» **Material for this task**:
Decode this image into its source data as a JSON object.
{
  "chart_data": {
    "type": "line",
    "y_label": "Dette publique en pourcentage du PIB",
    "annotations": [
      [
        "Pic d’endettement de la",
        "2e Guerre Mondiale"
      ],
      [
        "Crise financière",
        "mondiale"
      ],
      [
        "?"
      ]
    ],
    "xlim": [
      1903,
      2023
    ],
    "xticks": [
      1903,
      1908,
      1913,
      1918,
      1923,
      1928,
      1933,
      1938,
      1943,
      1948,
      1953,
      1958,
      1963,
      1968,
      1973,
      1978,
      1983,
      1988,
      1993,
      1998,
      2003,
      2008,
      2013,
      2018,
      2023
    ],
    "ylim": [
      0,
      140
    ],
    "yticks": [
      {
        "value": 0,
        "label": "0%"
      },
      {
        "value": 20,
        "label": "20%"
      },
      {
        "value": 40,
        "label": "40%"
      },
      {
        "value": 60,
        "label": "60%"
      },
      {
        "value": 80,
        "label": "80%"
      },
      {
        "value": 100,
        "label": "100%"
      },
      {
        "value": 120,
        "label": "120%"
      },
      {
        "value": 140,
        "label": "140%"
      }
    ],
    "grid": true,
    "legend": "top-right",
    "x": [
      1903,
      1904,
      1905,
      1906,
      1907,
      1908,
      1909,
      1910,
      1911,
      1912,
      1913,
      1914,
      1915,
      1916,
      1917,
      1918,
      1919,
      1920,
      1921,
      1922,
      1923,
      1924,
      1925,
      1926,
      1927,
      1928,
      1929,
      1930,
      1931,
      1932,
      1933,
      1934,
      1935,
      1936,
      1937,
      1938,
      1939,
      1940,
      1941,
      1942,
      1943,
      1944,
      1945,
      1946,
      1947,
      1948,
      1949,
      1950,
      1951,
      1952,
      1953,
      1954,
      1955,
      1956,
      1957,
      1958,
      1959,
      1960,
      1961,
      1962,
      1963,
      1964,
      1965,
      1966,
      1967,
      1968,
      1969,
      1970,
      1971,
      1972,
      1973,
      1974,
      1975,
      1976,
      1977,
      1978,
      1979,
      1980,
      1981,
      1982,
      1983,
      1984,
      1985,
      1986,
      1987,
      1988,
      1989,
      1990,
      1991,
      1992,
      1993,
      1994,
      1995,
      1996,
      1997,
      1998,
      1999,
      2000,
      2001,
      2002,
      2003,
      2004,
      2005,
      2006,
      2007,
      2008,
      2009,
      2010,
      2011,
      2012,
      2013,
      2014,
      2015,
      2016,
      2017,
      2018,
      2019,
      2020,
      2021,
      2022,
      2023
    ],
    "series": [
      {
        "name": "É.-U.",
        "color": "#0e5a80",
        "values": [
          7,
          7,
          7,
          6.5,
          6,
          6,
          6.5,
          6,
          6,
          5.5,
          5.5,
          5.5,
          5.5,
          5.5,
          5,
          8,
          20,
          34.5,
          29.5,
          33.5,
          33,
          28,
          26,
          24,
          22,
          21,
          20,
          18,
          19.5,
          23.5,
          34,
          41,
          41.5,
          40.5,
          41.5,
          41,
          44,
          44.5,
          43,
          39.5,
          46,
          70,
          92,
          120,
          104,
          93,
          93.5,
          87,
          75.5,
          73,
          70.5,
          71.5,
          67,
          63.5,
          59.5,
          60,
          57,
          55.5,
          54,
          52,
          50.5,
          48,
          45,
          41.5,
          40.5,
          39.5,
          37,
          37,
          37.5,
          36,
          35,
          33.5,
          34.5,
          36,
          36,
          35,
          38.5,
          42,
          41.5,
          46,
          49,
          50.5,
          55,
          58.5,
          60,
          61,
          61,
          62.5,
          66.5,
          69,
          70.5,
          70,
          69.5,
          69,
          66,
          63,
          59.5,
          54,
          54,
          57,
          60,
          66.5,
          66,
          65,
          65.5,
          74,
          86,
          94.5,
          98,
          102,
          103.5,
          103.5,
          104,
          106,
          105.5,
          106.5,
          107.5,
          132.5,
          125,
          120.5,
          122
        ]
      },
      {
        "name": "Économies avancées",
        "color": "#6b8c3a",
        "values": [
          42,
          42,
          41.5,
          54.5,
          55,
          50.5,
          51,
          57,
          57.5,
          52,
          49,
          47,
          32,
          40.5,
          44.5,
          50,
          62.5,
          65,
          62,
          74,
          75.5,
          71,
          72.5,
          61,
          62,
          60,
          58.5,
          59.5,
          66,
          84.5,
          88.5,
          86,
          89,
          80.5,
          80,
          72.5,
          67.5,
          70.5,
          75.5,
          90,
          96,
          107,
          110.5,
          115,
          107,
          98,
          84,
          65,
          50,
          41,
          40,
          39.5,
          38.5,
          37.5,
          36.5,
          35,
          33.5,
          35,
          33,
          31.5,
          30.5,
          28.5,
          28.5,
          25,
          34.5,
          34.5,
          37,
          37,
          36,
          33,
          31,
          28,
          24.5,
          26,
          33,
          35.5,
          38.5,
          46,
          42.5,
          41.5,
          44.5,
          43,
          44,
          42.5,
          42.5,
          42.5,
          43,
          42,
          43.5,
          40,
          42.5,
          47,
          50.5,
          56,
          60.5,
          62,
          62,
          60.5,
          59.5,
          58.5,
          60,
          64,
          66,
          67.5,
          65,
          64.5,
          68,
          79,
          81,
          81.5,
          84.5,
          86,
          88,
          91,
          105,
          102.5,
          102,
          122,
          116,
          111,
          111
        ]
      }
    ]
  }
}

» **What you need to do**: Could you quote the material above in full, exactly as it stands?

» **Solution**:
Decode this image into its source data as a JSON object.
{
  "chart_data": {
    "type": "line",
    "y_label": "Dette publique en pourcentage du PIB",
    "annotations": [
      [
        "Pic d’endettement de la",
        "2e Guerre Mondiale"
      ],
      [
        "Crise financière",
        "mondiale"
      ],
      [
        "?"
      ]
    ],
    "xlim": [
      1903,
      2023
    ],
    "xticks": [
      1903,
      1908,
      1913,
      1918,
      1923,
      1928,
      1933,
      1938,
      1943,
      1948,
      1953,
      1958,
      1963,
      1968,
      1973,
      1978,
      1983,
      1988,
      1993,
      1998,
      2003,
      2008,
      2013,
      2018,
      2023
    ],
    "ylim": [
      0,
      140
    ],
    "yticks": [
      {
        "value": 0,
        "label": "0%"
      },
      {
        "value": 20,
        "label": "20%"
      },
      {
        "value": 40,
        "label": "40%"
      },
      {
        "value": 60,
        "label": "60%"
      },
      {
        "value": 80,
        "label": "80%"
      },
      {
        "value": 100,
        "label": "100%"
      },
      {
        "value": 120,
        "label": "120%"
      },
      {
        "value": 140,
        "label": "140%"
      }
    ],
    "grid": true,
    "legend": "top-right",
    "x": [
      1903,
      1904,
      1905,
      1906,
      1907,
      1908,
      1909,
      1910,
      1911,
      1912,
      1913,
      1914,
      1915,
      1916,
      1917,
      1918,
      1919,
      1920,
      1921,
      1922,
      1923,
      1924,
      1925,
      1926,
      1927,
      1928,
      1929,
      1930,
      1931,
      1932,
      1933,
      1934,
      1935,
      1936,
      1937,
      1938,
      1939,
      1940,
      1941,
      1942,
      1943,
      1944,
      1945,
      1946,
      1947,
      1948,
      1949,
      1950,
      1951,
      1952,
      1953,
      1954,
      1955,
      1956,
      1957,
      1958,
      1959,
      1960,
      1961,
      1962,
      1963,
      1964,
      1965,
      1966,
      1967,
      1968,
      1969,
      1970,
      1971,
      1972,
      1973,
      1974,
      1975,
      1976,
      1977,
      1978,
      1979,
      1980,
      1981,
      1982,
      1983,
      1984,
      1985,
      1986,
      1987,
      1988,
      1989,
      1990,
      1991,
      1992,
      1993,
      1994,
      1995,
      1996,
      1997,
      1998,
      1999,
      2000,
      2001,
      2002,
      2003,
      2004,
      2005,
      2006,
      2007,
      2008,
      2009,
      2010,
      2011,
      2012,
      2013,
      2014,
      2015,
      2016,
      2017,
      2018,
      2019,
      2020,
      2021,
      2022,
      2023
    ],
    "series": [
      {
        "name": "É.-U.",
        "color": "#0e5a80",
        "values": [
          7,
          7,
          7,
          6.5,
          6,
          6,
          6.5,
          6,
          6,
          5.5,
          5.5,
          5.5,
          5.5,
          5.5,
          5,
          8,
          20,
          34.5,
          29.5,
          33.5,
          33,
          28,
          26,
          24,
          22,
          21,
          20,
          18,
          19.5,
          23.5,
          34,
          41,
          41.5,
          40.5,
          41.5,
          41,
          44,
          44.5,
          43,
          39.5,
          46,
          70,
          92,
          120,
          104,
          93,
          93.5,
          87,
          75.5,
          73,
          70.5,
          71.5,
          67,
          63.5,
          59.5,
          60,
          57,
          55.5,
          54,
          52,
          50.5,
          48,
          45,
          41.5,
          40.5,
          39.5,
          37,
          37,
          37.5,
          36,
          35,
          33.5,
          34.5,
          36,
          36,
          35,
          38.5,
          42,
          41.5,
          46,
          49,
          50.5,
          55,
          58.5,
          60,
          61,
          61,
          62.5,
          66.5,
          69,
          70.5,
          70,
          69.5,
          69,
          66,
          63,
          59.5,
          54,
          54,
          57,
          60,
          66.5,
          66,
          65,
          65.5,
          74,
          86,
          94.5,
          98,
          102,
          103.5,
          103.5,
          104,
          106,
          105.5,
          106.5,
          107.5,
          132.5,
          125,
          120.5,
          122
        ]
      },
      {
        "name": "Économies avancées",
        "color": "#6b8c3a",
        "values": [
          42,
          42,
          41.5,
          54.5,
          55,
          50.5,
          51,
          57,
          57.5,
          52,
          49,
          47,
          32,
          40.5,
          44.5,
          50,
          62.5,
          65,
          62,
          74,
          75.5,
          71,
          72.5,
          61,
          62,
          60,
          58.5,
          59.5,
          66,
          84.5,
          88.5,
          86,
          89,
          80.5,
          80,
          72.5,
          67.5,
          70.5,
          75.5,
          90,
          96,
          107,
          110.5,
          115,
          107,
          98,
          84,
          65,
          50,
          41,
          40,
          39.5,
          38.5,
          37.5,
          36.5,
          35,
          33.5,
          35,
          33,
          31.5,
          30.5,
          28.5,
          28.5,
          25,
          34.5,
          34.5,
          37,
          37,
          36,
          33,
          31,
          28,
          24.5,
          26,
          33,
          35.5,
          38.5,
          46,
          42.5,
          41.5,
          44.5,
          43,
          44,
          42.5,
          42.5,
          42.5,
          43,
          42,
          43.5,
          40,
          42.5,
          47,
          50.5,
          56,
          60.5,
          62,
          62,
          60.5,
          59.5,
          58.5,
          60,
          64,
          66,
          67.5,
          65,
          64.5,
          68,
          79,
          81,
          81.5,
          84.5,
          86,
          88,
          91,
          105,
          102.5,
          102,
          122,
          116,
          111,
          111
        ]
      }
    ]
  }
}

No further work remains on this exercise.